[Data tied to figure images]
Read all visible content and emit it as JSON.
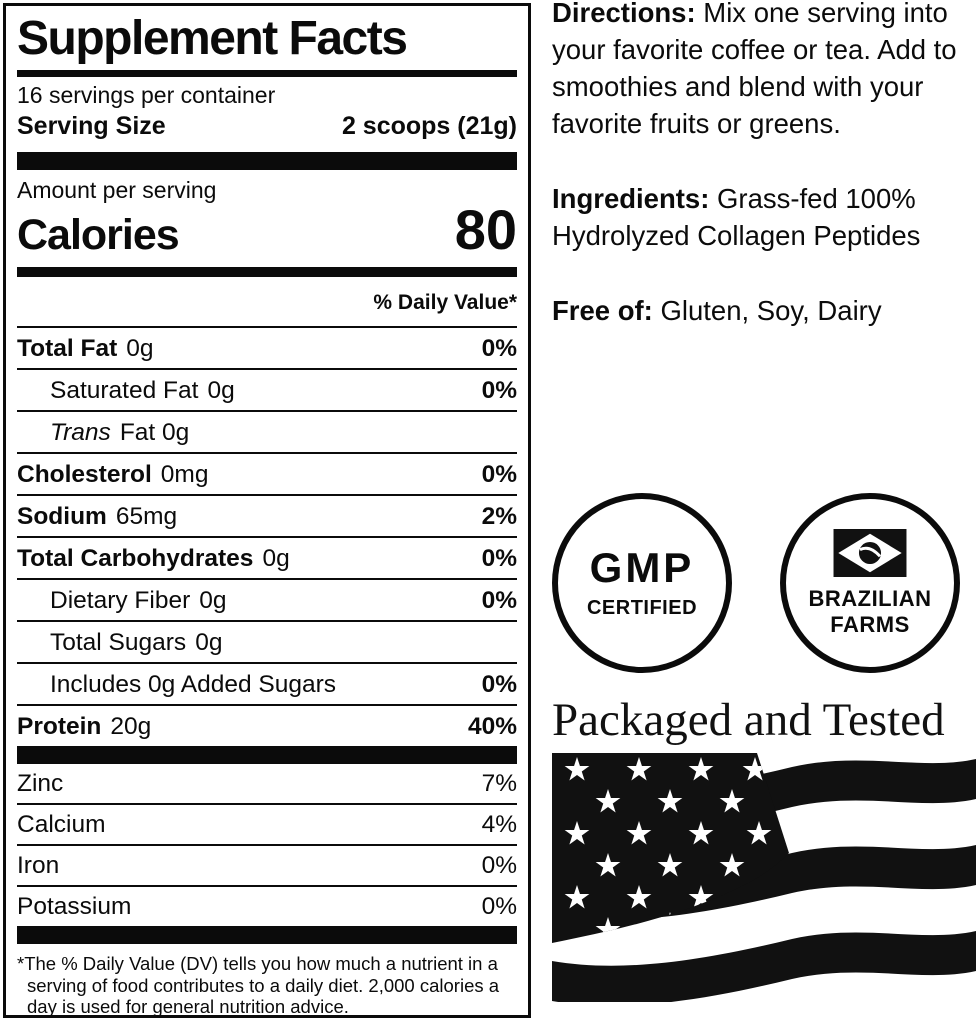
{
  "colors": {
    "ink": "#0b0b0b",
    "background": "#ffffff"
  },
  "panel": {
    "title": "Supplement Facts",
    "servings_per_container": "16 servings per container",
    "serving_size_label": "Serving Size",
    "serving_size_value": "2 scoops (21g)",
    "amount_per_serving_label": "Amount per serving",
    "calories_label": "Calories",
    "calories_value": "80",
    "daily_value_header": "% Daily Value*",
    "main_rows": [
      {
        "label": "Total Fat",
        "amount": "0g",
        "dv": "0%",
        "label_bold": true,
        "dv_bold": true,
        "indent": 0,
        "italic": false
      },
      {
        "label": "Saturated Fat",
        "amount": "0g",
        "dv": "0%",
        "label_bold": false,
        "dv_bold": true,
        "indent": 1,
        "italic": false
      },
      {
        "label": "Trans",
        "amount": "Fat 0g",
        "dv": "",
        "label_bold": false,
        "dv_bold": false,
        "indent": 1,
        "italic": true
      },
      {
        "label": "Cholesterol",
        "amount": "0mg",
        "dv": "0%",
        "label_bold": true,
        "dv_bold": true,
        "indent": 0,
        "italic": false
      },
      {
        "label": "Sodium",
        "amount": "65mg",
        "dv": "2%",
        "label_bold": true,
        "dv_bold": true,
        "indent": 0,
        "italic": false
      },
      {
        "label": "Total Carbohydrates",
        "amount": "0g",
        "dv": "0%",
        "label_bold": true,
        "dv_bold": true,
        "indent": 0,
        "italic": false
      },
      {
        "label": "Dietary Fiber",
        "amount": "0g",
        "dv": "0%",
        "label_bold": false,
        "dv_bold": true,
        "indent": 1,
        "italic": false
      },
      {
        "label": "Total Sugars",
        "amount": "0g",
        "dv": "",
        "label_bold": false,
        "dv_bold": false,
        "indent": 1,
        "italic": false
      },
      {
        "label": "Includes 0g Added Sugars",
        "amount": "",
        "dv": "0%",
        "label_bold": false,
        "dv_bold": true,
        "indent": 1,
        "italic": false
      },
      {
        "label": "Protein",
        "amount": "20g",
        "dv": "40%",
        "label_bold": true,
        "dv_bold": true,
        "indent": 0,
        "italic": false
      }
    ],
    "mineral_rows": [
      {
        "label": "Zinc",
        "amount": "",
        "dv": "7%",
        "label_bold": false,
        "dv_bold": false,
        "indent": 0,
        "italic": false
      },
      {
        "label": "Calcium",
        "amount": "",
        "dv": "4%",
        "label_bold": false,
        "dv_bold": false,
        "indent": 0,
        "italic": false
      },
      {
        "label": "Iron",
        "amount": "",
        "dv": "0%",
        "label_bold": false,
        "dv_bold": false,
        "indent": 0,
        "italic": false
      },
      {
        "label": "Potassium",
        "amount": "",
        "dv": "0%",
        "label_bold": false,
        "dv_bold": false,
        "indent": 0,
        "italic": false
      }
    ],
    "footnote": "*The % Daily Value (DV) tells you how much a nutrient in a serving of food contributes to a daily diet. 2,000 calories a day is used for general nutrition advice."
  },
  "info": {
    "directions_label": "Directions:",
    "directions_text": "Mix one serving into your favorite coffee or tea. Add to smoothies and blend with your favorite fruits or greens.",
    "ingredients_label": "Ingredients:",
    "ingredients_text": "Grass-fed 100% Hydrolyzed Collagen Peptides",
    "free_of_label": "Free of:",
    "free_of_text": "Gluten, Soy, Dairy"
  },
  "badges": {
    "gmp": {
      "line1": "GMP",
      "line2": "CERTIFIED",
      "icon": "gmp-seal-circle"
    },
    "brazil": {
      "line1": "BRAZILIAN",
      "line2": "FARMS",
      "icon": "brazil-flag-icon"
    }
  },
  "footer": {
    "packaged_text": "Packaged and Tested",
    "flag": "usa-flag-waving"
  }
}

### Exercise instructions
Wherever the word "Sugars" occurs in the data, copy that whole line.

### Written response
        "label": "Total Sugars",
        "label": "Includes 0g Added Sugars",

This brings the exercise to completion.